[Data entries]
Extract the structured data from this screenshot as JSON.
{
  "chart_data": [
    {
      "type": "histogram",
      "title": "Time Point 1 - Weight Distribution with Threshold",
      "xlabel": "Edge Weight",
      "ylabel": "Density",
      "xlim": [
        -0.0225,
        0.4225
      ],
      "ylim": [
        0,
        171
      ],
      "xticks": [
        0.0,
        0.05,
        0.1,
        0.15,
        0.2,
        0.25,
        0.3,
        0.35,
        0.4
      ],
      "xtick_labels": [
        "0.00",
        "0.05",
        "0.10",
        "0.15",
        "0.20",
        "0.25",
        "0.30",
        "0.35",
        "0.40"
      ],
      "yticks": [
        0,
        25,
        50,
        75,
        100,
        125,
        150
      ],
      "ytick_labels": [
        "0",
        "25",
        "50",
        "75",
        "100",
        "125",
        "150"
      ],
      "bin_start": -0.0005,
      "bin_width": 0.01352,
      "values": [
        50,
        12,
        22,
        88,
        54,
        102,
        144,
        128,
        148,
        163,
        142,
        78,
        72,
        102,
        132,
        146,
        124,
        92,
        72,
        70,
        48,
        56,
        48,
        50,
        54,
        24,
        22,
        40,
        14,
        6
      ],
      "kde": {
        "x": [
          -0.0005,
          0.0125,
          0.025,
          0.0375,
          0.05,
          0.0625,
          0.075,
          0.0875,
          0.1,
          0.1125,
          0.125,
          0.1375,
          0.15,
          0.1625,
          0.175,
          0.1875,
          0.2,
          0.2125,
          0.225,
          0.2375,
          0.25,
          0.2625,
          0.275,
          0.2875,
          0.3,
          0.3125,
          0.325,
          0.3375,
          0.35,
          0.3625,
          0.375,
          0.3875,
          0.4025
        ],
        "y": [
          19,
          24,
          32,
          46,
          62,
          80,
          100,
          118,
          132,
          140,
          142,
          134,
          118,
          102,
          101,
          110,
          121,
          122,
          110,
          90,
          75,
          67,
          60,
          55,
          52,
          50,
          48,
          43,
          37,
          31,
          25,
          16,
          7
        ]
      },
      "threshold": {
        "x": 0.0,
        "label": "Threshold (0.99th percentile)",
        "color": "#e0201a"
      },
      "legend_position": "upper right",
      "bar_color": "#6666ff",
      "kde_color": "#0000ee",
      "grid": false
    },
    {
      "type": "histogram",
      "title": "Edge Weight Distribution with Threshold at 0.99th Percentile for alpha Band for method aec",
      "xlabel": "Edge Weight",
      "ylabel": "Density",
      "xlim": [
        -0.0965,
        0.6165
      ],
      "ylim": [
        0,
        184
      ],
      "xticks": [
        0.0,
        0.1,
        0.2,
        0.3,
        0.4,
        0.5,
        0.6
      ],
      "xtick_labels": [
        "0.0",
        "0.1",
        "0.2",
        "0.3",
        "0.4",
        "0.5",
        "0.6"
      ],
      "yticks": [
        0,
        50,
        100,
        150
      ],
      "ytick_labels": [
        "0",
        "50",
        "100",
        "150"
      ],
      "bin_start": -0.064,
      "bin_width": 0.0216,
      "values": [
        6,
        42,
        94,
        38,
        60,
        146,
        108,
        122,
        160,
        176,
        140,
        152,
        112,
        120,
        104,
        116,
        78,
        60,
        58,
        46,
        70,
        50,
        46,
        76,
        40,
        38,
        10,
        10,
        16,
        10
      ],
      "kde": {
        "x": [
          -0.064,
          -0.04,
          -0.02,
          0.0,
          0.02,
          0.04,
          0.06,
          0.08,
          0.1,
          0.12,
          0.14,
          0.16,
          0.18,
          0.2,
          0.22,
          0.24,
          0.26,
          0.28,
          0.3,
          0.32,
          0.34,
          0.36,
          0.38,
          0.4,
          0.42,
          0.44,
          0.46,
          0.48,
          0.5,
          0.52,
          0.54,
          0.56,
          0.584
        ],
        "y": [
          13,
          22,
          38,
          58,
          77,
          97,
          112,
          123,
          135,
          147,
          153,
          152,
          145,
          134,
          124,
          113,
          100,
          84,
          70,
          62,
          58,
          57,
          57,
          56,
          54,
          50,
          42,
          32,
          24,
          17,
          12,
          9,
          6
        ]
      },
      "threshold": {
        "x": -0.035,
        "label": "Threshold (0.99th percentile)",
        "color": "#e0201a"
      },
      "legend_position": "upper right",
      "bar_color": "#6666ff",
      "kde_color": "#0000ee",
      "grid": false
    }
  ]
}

● **GIVEN REQUEST**
Return all of the entries exactly as they were supplied.

● **RESULT OF THE TASK**
Extract the structured data from this screenshot as JSON.
{
  "chart_data": [
    {
      "type": "histogram",
      "title": "Time Point 1 - Weight Distribution with Threshold",
      "xlabel": "Edge Weight",
      "ylabel": "Density",
      "xlim": [
        -0.0225,
        0.4225
      ],
      "ylim": [
        0,
        171
      ],
      "xticks": [
        0.0,
        0.05,
        0.1,
        0.15,
        0.2,
        0.25,
        0.3,
        0.35,
        0.4
      ],
      "xtick_labels": [
        "0.00",
        "0.05",
        "0.10",
        "0.15",
        "0.20",
        "0.25",
        "0.30",
        "0.35",
        "0.40"
      ],
      "yticks": [
        0,
        25,
        50,
        75,
        100,
        125,
        150
      ],
      "ytick_labels": [
        "0",
        "25",
        "50",
        "75",
        "100",
        "125",
        "150"
      ],
      "bin_start": -0.0005,
      "bin_width": 0.01352,
      "values": [
        50,
        12,
        22,
        88,
        54,
        102,
        144,
        128,
        148,
        163,
        142,
        78,
        72,
        102,
        132,
        146,
        124,
        92,
        72,
        70,
        48,
        56,
        48,
        50,
        54,
        24,
        22,
        40,
        14,
        6
      ],
      "kde": {
        "x": [
          -0.0005,
          0.0125,
          0.025,
          0.0375,
          0.05,
          0.0625,
          0.075,
          0.0875,
          0.1,
          0.1125,
          0.125,
          0.1375,
          0.15,
          0.1625,
          0.175,
          0.1875,
          0.2,
          0.2125,
          0.225,
          0.2375,
          0.25,
          0.2625,
          0.275,
          0.2875,
          0.3,
          0.3125,
          0.325,
          0.3375,
          0.35,
          0.3625,
          0.375,
          0.3875,
          0.4025
        ],
        "y": [
          19,
          24,
          32,
          46,
          62,
          80,
          100,
          118,
          132,
          140,
          142,
          134,
          118,
          102,
          101,
          110,
          121,
          122,
          110,
          90,
          75,
          67,
          60,
          55,
          52,
          50,
          48,
          43,
          37,
          31,
          25,
          16,
          7
        ]
      },
      "threshold": {
        "x": 0.0,
        "label": "Threshold (0.99th percentile)",
        "color": "#e0201a"
      },
      "legend_position": "upper right",
      "bar_color": "#6666ff",
      "kde_color": "#0000ee",
      "grid": false
    },
    {
      "type": "histogram",
      "title": "Edge Weight Distribution with Threshold at 0.99th Percentile for alpha Band for method aec",
      "xlabel": "Edge Weight",
      "ylabel": "Density",
      "xlim": [
        -0.0965,
        0.6165
      ],
      "ylim": [
        0,
        184
      ],
      "xticks": [
        0.0,
        0.1,
        0.2,
        0.3,
        0.4,
        0.5,
        0.6
      ],
      "xtick_labels": [
        "0.0",
        "0.1",
        "0.2",
        "0.3",
        "0.4",
        "0.5",
        "0.6"
      ],
      "yticks": [
        0,
        50,
        100,
        150
      ],
      "ytick_labels": [
        "0",
        "50",
        "100",
        "150"
      ],
      "bin_start": -0.064,
      "bin_width": 0.0216,
      "values": [
        6,
        42,
        94,
        38,
        60,
        146,
        108,
        122,
        160,
        176,
        140,
        152,
        112,
        120,
        104,
        116,
        78,
        60,
        58,
        46,
        70,
        50,
        46,
        76,
        40,
        38,
        10,
        10,
        16,
        10
      ],
      "kde": {
        "x": [
          -0.064,
          -0.04,
          -0.02,
          0.0,
          0.02,
          0.04,
          0.06,
          0.08,
          0.1,
          0.12,
          0.14,
          0.16,
          0.18,
          0.2,
          0.22,
          0.24,
          0.26,
          0.28,
          0.3,
          0.32,
          0.34,
          0.36,
          0.38,
          0.4,
          0.42,
          0.44,
          0.46,
          0.48,
          0.5,
          0.52,
          0.54,
          0.56,
          0.584
        ],
        "y": [
          13,
          22,
          38,
          58,
          77,
          97,
          112,
          123,
          135,
          147,
          153,
          152,
          145,
          134,
          124,
          113,
          100,
          84,
          70,
          62,
          58,
          57,
          57,
          56,
          54,
          50,
          42,
          32,
          24,
          17,
          12,
          9,
          6
        ]
      },
      "threshold": {
        "x": -0.035,
        "label": "Threshold (0.99th percentile)",
        "color": "#e0201a"
      },
      "legend_position": "upper right",
      "bar_color": "#6666ff",
      "kde_color": "#0000ee",
      "grid": false
    }
  ]
}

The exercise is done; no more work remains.